#### [GOAL]
Do not copy the pictures; transcribe all other material exactly.

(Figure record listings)
• • • •

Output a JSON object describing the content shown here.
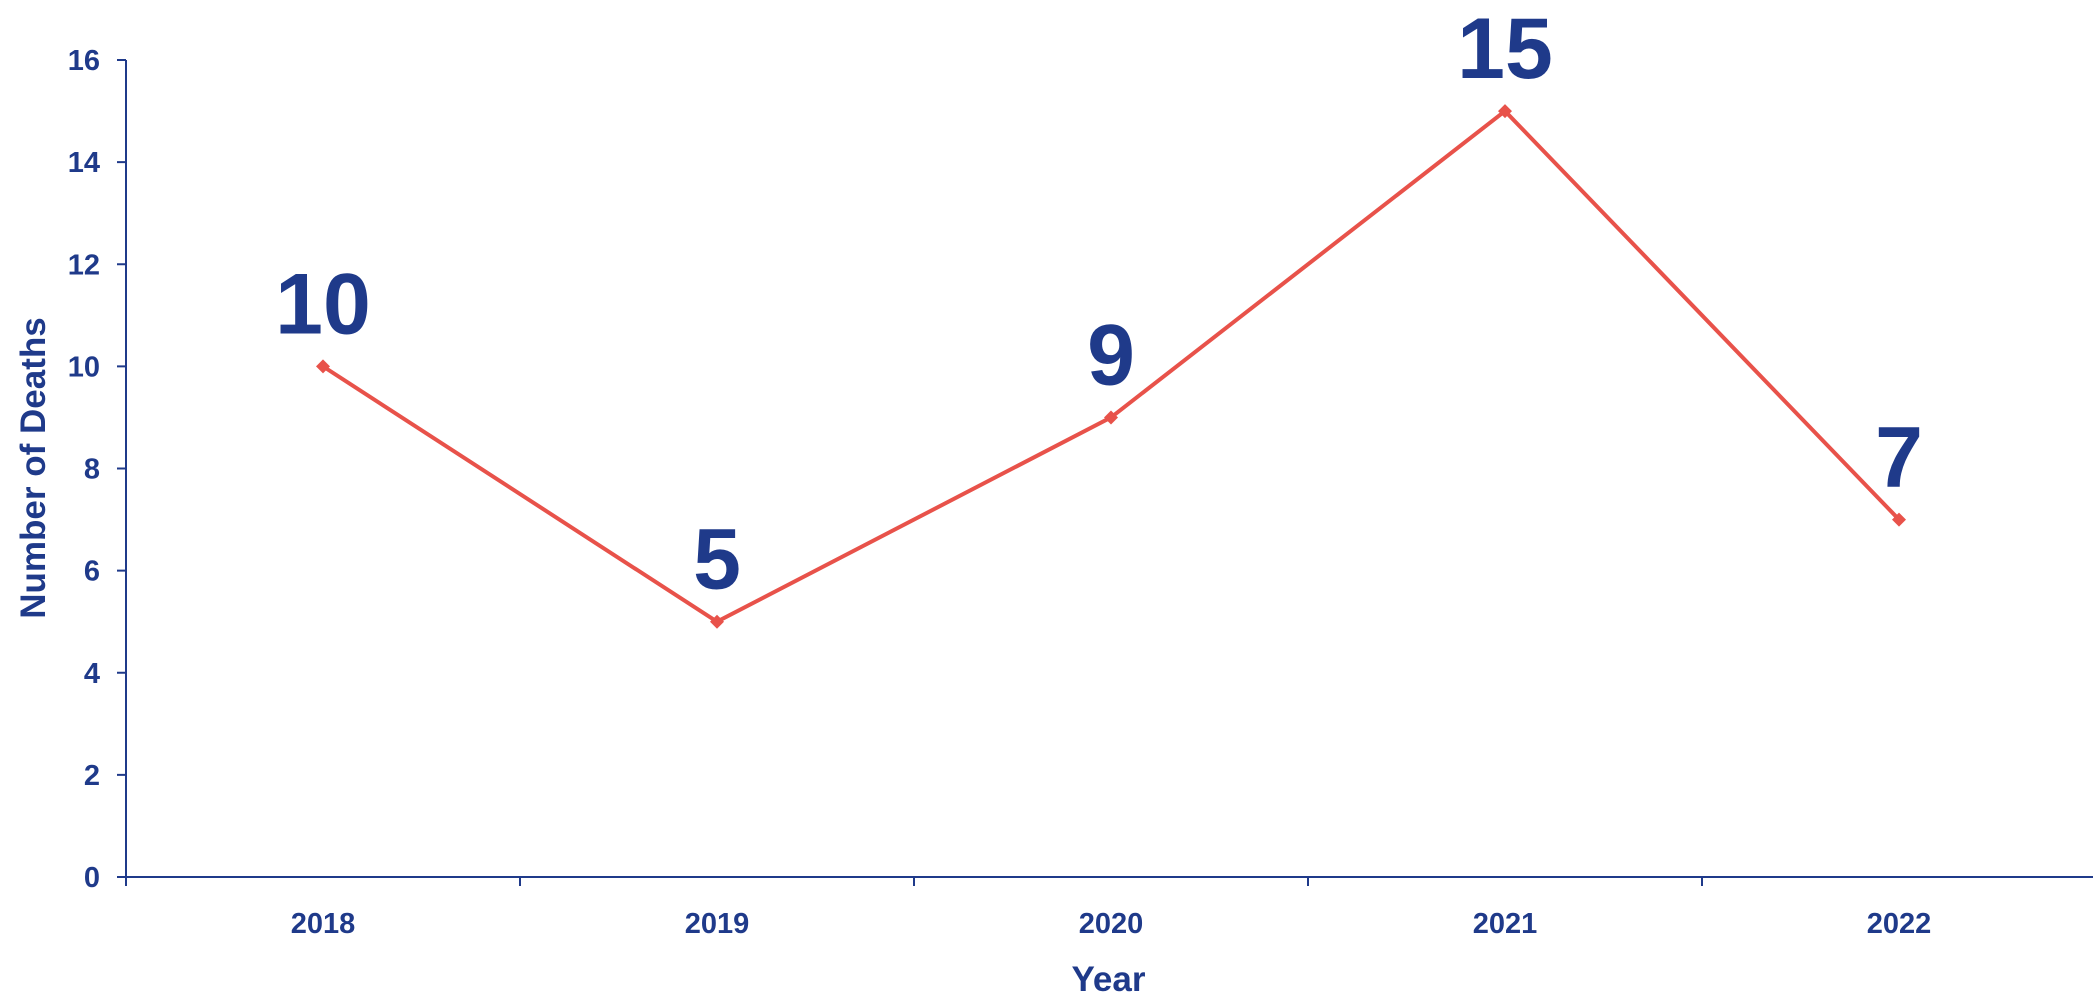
{
  "chart_data": {
    "type": "line",
    "title": "",
    "xlabel": "Year",
    "ylabel": "Number of Deaths",
    "categories": [
      "2018",
      "2019",
      "2020",
      "2021",
      "2022"
    ],
    "series": [
      {
        "values": [
          10,
          5,
          9,
          15,
          7
        ]
      }
    ],
    "ylim": [
      0,
      16
    ],
    "yticks": [
      0,
      2,
      4,
      6,
      8,
      10,
      12,
      14,
      16
    ],
    "grid": false,
    "legend": "none",
    "data_labels": [
      "10",
      "5",
      "9",
      "15",
      "7"
    ],
    "colors": {
      "line": "#e8524a",
      "text": "#1f3a8a",
      "axis": "#1f3a8a"
    }
  }
}
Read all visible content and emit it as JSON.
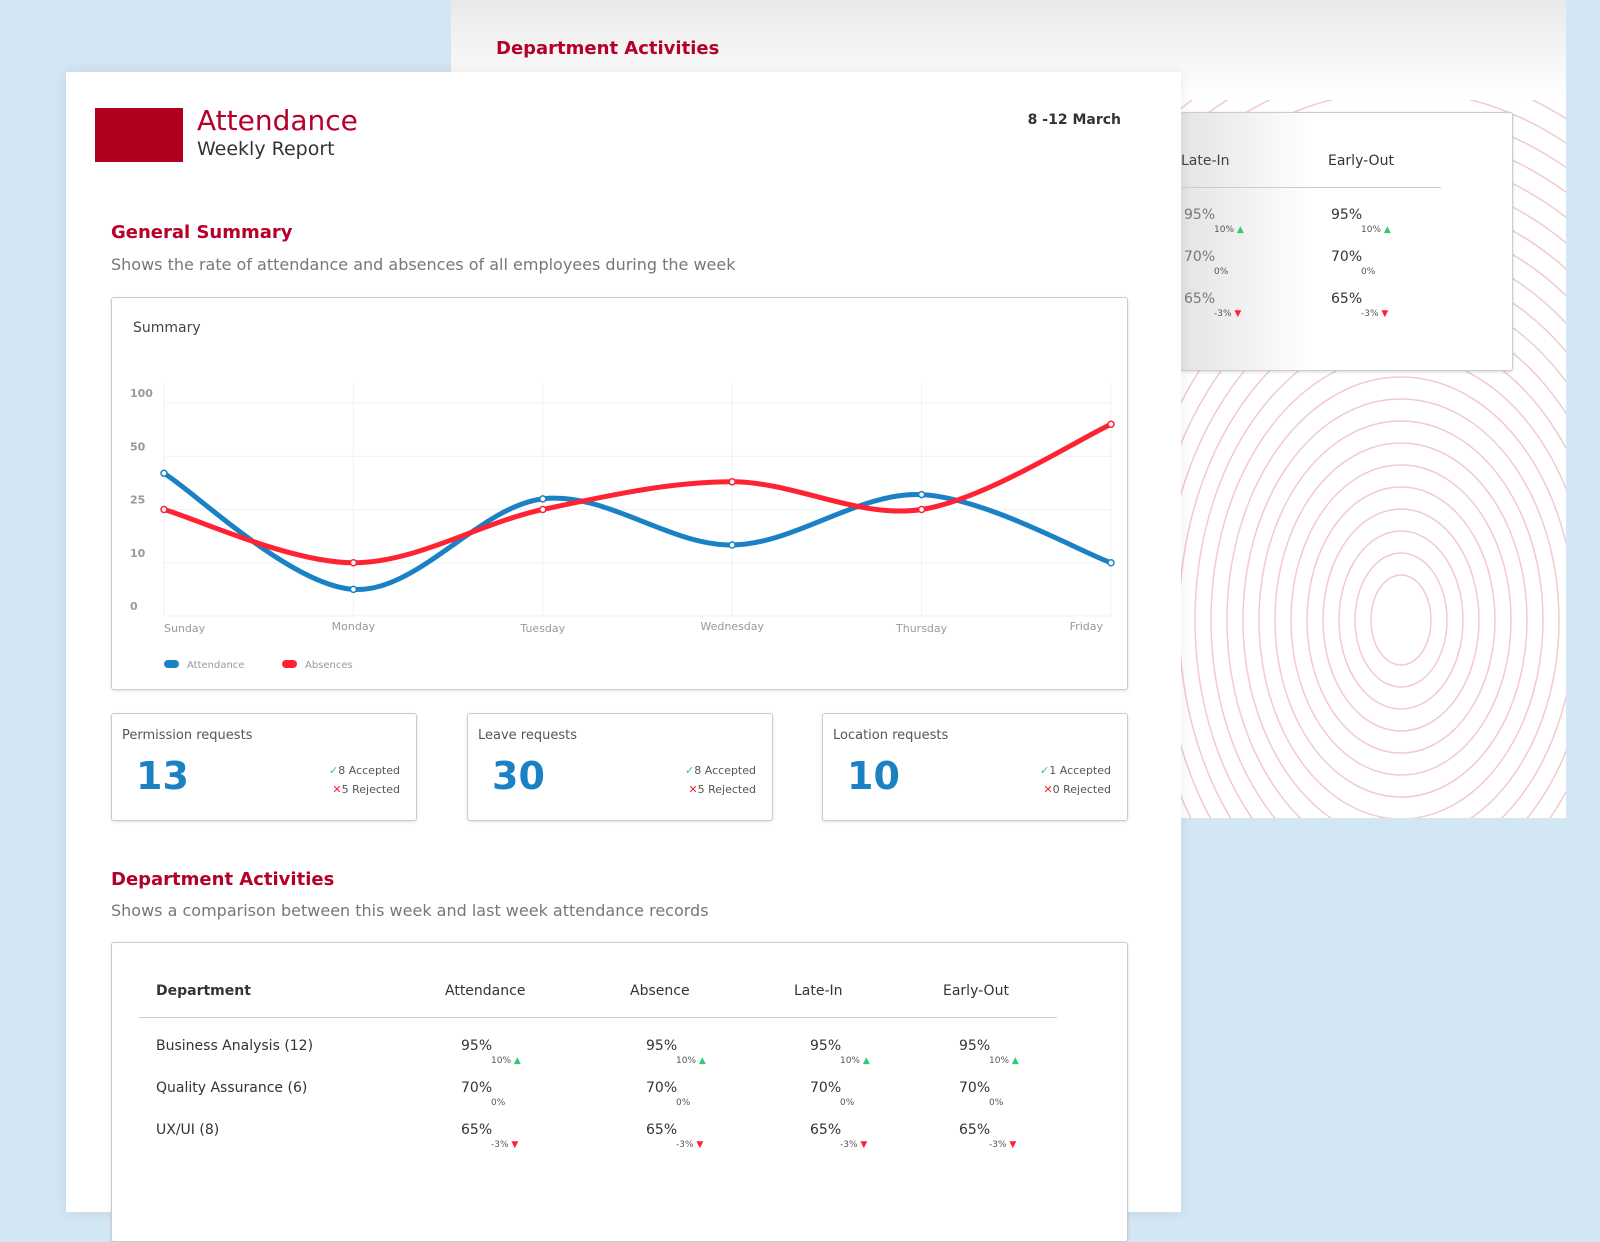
{
  "back_page": {
    "title": "Department Activities",
    "columns": [
      "Late-In",
      "Early-Out"
    ],
    "rows": [
      {
        "late_in": "95%",
        "late_in_delta": "10%",
        "late_in_dir": "up",
        "early_out": "95%",
        "early_out_delta": "10%",
        "early_out_dir": "up"
      },
      {
        "late_in": "70%",
        "late_in_delta": "0%",
        "late_in_dir": "none",
        "early_out": "70%",
        "early_out_delta": "0%",
        "early_out_dir": "none"
      },
      {
        "late_in": "65%",
        "late_in_delta": "-3%",
        "late_in_dir": "down",
        "early_out": "65%",
        "early_out_delta": "-3%",
        "early_out_dir": "down"
      }
    ]
  },
  "header": {
    "title": "Attendance",
    "subtitle": "Weekly Report",
    "date_range": "8 -12 March"
  },
  "summary": {
    "title": "General Summary",
    "description": "Shows the rate of attendance and absences of all employees during the week",
    "card_title": "Summary"
  },
  "chart_data": {
    "type": "line",
    "title": "Summary",
    "categories": [
      "Sunday",
      "Monday",
      "Tuesday",
      "Wednesday",
      "Thursday",
      "Friday"
    ],
    "y_ticks": [
      0,
      10,
      25,
      50,
      100
    ],
    "ylim": [
      0,
      100
    ],
    "grid": true,
    "legend_position": "bottom-left",
    "series": [
      {
        "name": "Attendance",
        "color": "#1a82c4",
        "values": [
          42,
          5,
          30,
          15,
          32,
          10
        ]
      },
      {
        "name": "Absences",
        "color": "#ff2233",
        "values": [
          25,
          10,
          25,
          38,
          25,
          80
        ]
      }
    ]
  },
  "requests": [
    {
      "title": "Permission requests",
      "count": "13",
      "accepted": "8 Accepted",
      "rejected": "5 Rejected"
    },
    {
      "title": "Leave requests",
      "count": "30",
      "accepted": "8 Accepted",
      "rejected": "5 Rejected"
    },
    {
      "title": "Location requests",
      "count": "10",
      "accepted": "1 Accepted",
      "rejected": "0 Rejected"
    }
  ],
  "departments": {
    "title": "Department Activities",
    "description": "Shows a comparison between this week and last week attendance records",
    "columns": [
      "Department",
      "Attendance",
      "Absence",
      "Late-In",
      "Early-Out"
    ],
    "rows": [
      {
        "name": "Business Analysis (12)",
        "value": "95%",
        "delta": "10%",
        "dir": "up"
      },
      {
        "name": "Quality Assurance (6)",
        "value": "70%",
        "delta": "0%",
        "dir": "none"
      },
      {
        "name": "UX/UI (8)",
        "value": "65%",
        "delta": "-3%",
        "dir": "down"
      }
    ]
  },
  "colors": {
    "brand": "#b5002a",
    "attendance": "#1a82c4",
    "absences": "#ff2233",
    "up": "#2ecc71",
    "down": "#ff1f3a"
  }
}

• • • •

#### [WORKED SOLUTION]
Output a JSON object describing the content shown here.
{
  "chart_data": {
    "type": "line",
    "title": "",
    "xlabel": "Year",
    "ylabel": "Number of Deaths",
    "categories": [
      "2018",
      "2019",
      "2020",
      "2021",
      "2022"
    ],
    "series": [
      {
        "values": [
          10,
          5,
          9,
          15,
          7
        ]
      }
    ],
    "ylim": [
      0,
      16
    ],
    "yticks": [
      0,
      2,
      4,
      6,
      8,
      10,
      12,
      14,
      16
    ],
    "grid": false,
    "legend": "none",
    "data_labels": [
      "10",
      "5",
      "9",
      "15",
      "7"
    ],
    "colors": {
      "line": "#e8524a",
      "text": "#1f3a8a",
      "axis": "#1f3a8a"
    }
  }
}
Read all visible content and emit it as JSON.
{
  "back_page": {
    "title": "Department Activities",
    "columns": [
      "Late-In",
      "Early-Out"
    ],
    "rows": [
      {
        "late_in": "95%",
        "late_in_delta": "10%",
        "late_in_dir": "up",
        "early_out": "95%",
        "early_out_delta": "10%",
        "early_out_dir": "up"
      },
      {
        "late_in": "70%",
        "late_in_delta": "0%",
        "late_in_dir": "none",
        "early_out": "70%",
        "early_out_delta": "0%",
        "early_out_dir": "none"
      },
      {
        "late_in": "65%",
        "late_in_delta": "-3%",
        "late_in_dir": "down",
        "early_out": "65%",
        "early_out_delta": "-3%",
        "early_out_dir": "down"
      }
    ]
  },
  "header": {
    "title": "Attendance",
    "subtitle": "Weekly Report",
    "date_range": "8 -12 March"
  },
  "summary": {
    "title": "General Summary",
    "description": "Shows the rate of attendance and absences of all employees during the week",
    "card_title": "Summary"
  },
  "chart_data": {
    "type": "line",
    "title": "Summary",
    "categories": [
      "Sunday",
      "Monday",
      "Tuesday",
      "Wednesday",
      "Thursday",
      "Friday"
    ],
    "y_ticks": [
      0,
      10,
      25,
      50,
      100
    ],
    "ylim": [
      0,
      100
    ],
    "grid": true,
    "legend_position": "bottom-left",
    "series": [
      {
        "name": "Attendance",
        "color": "#1a82c4",
        "values": [
          42,
          5,
          30,
          15,
          32,
          10
        ]
      },
      {
        "name": "Absences",
        "color": "#ff2233",
        "values": [
          25,
          10,
          25,
          38,
          25,
          80
        ]
      }
    ]
  },
  "requests": [
    {
      "title": "Permission requests",
      "count": "13",
      "accepted": "8 Accepted",
      "rejected": "5 Rejected"
    },
    {
      "title": "Leave requests",
      "count": "30",
      "accepted": "8 Accepted",
      "rejected": "5 Rejected"
    },
    {
      "title": "Location requests",
      "count": "10",
      "accepted": "1 Accepted",
      "rejected": "0 Rejected"
    }
  ],
  "departments": {
    "title": "Department Activities",
    "description": "Shows a comparison between this week and last week attendance records",
    "columns": [
      "Department",
      "Attendance",
      "Absence",
      "Late-In",
      "Early-Out"
    ],
    "rows": [
      {
        "name": "Business Analysis (12)",
        "value": "95%",
        "delta": "10%",
        "dir": "up"
      },
      {
        "name": "Quality Assurance (6)",
        "value": "70%",
        "delta": "0%",
        "dir": "none"
      },
      {
        "name": "UX/UI (8)",
        "value": "65%",
        "delta": "-3%",
        "dir": "down"
      }
    ]
  },
  "colors": {
    "brand": "#b5002a",
    "attendance": "#1a82c4",
    "absences": "#ff2233",
    "up": "#2ecc71",
    "down": "#ff1f3a"
  }
}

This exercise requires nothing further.